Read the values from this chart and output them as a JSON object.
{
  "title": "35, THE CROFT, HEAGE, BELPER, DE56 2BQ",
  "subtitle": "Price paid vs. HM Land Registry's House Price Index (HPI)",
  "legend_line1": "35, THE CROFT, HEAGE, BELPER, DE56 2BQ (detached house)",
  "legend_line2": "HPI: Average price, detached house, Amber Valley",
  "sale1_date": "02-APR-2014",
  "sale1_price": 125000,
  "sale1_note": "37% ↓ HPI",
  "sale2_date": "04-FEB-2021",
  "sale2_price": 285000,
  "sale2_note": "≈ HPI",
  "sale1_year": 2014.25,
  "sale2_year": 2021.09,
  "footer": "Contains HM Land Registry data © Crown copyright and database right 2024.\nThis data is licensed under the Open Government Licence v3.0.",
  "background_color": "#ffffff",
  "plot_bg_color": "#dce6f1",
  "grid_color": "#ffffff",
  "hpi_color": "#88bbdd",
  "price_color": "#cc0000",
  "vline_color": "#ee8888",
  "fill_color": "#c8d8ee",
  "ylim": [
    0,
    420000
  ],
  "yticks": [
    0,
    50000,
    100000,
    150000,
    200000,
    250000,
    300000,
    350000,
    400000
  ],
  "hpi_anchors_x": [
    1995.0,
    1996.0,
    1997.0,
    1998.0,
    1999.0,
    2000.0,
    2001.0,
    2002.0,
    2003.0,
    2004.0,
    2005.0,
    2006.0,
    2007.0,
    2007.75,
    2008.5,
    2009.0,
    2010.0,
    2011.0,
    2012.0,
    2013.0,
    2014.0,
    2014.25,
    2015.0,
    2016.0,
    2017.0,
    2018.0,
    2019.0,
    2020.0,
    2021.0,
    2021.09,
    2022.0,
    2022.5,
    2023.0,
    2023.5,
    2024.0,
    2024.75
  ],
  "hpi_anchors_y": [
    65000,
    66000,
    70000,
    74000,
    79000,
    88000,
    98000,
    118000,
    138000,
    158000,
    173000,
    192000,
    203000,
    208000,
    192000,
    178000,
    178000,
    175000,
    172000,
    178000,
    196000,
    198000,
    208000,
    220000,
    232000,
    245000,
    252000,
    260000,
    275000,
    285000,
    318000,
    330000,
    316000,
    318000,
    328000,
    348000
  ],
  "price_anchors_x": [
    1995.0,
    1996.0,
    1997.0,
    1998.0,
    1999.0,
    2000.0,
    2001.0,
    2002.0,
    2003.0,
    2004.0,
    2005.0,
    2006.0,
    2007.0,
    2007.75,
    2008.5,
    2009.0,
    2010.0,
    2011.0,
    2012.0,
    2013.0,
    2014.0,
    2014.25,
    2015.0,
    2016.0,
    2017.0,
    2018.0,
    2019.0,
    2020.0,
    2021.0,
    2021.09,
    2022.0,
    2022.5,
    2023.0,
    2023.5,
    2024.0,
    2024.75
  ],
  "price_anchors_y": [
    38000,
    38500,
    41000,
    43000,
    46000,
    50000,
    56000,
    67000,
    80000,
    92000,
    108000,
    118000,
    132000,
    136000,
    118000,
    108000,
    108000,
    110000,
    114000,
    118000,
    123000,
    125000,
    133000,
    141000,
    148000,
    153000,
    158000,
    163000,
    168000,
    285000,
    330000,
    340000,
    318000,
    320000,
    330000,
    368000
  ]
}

┄┄┄┄┄┄┄┄┄┄

■ **What to produce**
Write out the full listing, keeping every line exactly as it is.

■ **Exercise output**
Read the values from this chart and output them as a JSON object.
{
  "title": "35, THE CROFT, HEAGE, BELPER, DE56 2BQ",
  "subtitle": "Price paid vs. HM Land Registry's House Price Index (HPI)",
  "legend_line1": "35, THE CROFT, HEAGE, BELPER, DE56 2BQ (detached house)",
  "legend_line2": "HPI: Average price, detached house, Amber Valley",
  "sale1_date": "02-APR-2014",
  "sale1_price": 125000,
  "sale1_note": "37% ↓ HPI",
  "sale2_date": "04-FEB-2021",
  "sale2_price": 285000,
  "sale2_note": "≈ HPI",
  "sale1_year": 2014.25,
  "sale2_year": 2021.09,
  "footer": "Contains HM Land Registry data © Crown copyright and database right 2024.\nThis data is licensed under the Open Government Licence v3.0.",
  "background_color": "#ffffff",
  "plot_bg_color": "#dce6f1",
  "grid_color": "#ffffff",
  "hpi_color": "#88bbdd",
  "price_color": "#cc0000",
  "vline_color": "#ee8888",
  "fill_color": "#c8d8ee",
  "ylim": [
    0,
    420000
  ],
  "yticks": [
    0,
    50000,
    100000,
    150000,
    200000,
    250000,
    300000,
    350000,
    400000
  ],
  "hpi_anchors_x": [
    1995.0,
    1996.0,
    1997.0,
    1998.0,
    1999.0,
    2000.0,
    2001.0,
    2002.0,
    2003.0,
    2004.0,
    2005.0,
    2006.0,
    2007.0,
    2007.75,
    2008.5,
    2009.0,
    2010.0,
    2011.0,
    2012.0,
    2013.0,
    2014.0,
    2014.25,
    2015.0,
    2016.0,
    2017.0,
    2018.0,
    2019.0,
    2020.0,
    2021.0,
    2021.09,
    2022.0,
    2022.5,
    2023.0,
    2023.5,
    2024.0,
    2024.75
  ],
  "hpi_anchors_y": [
    65000,
    66000,
    70000,
    74000,
    79000,
    88000,
    98000,
    118000,
    138000,
    158000,
    173000,
    192000,
    203000,
    208000,
    192000,
    178000,
    178000,
    175000,
    172000,
    178000,
    196000,
    198000,
    208000,
    220000,
    232000,
    245000,
    252000,
    260000,
    275000,
    285000,
    318000,
    330000,
    316000,
    318000,
    328000,
    348000
  ],
  "price_anchors_x": [
    1995.0,
    1996.0,
    1997.0,
    1998.0,
    1999.0,
    2000.0,
    2001.0,
    2002.0,
    2003.0,
    2004.0,
    2005.0,
    2006.0,
    2007.0,
    2007.75,
    2008.5,
    2009.0,
    2010.0,
    2011.0,
    2012.0,
    2013.0,
    2014.0,
    2014.25,
    2015.0,
    2016.0,
    2017.0,
    2018.0,
    2019.0,
    2020.0,
    2021.0,
    2021.09,
    2022.0,
    2022.5,
    2023.0,
    2023.5,
    2024.0,
    2024.75
  ],
  "price_anchors_y": [
    38000,
    38500,
    41000,
    43000,
    46000,
    50000,
    56000,
    67000,
    80000,
    92000,
    108000,
    118000,
    132000,
    136000,
    118000,
    108000,
    108000,
    110000,
    114000,
    118000,
    123000,
    125000,
    133000,
    141000,
    148000,
    153000,
    158000,
    163000,
    168000,
    285000,
    330000,
    340000,
    318000,
    320000,
    330000,
    368000
  ]
}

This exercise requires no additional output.